### REQUIRED WORK
Look below. Copy each line that has "como" in it.

—————

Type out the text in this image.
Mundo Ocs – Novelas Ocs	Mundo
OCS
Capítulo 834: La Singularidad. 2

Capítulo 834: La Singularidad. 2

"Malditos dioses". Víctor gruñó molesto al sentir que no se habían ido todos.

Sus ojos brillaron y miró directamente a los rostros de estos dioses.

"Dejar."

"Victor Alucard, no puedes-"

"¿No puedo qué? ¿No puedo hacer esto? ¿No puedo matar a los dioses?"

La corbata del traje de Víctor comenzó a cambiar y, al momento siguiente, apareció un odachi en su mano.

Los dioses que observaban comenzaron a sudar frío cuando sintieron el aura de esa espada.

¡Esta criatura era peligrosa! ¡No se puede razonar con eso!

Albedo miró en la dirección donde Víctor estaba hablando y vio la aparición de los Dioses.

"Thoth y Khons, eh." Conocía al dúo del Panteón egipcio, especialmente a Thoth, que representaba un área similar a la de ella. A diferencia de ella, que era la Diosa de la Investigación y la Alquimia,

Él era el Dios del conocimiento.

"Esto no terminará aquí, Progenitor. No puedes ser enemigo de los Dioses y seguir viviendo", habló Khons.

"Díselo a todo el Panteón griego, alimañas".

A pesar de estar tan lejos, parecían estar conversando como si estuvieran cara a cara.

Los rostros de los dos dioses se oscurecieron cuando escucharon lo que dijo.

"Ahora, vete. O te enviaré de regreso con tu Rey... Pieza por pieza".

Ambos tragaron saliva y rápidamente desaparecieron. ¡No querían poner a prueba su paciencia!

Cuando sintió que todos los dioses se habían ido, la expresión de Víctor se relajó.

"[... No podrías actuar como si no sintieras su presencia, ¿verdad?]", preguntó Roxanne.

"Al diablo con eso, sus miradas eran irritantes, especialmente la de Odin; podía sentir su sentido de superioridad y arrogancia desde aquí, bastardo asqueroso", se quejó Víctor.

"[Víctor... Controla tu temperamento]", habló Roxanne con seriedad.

—————

### WORKED SOLUTION
A pesar de estar tan lejos, parecían estar conversando como si estuvieran cara a cara.
"[... No podrías actuar como si no sintieras su presencia, ¿verdad?]", preguntó Roxanne.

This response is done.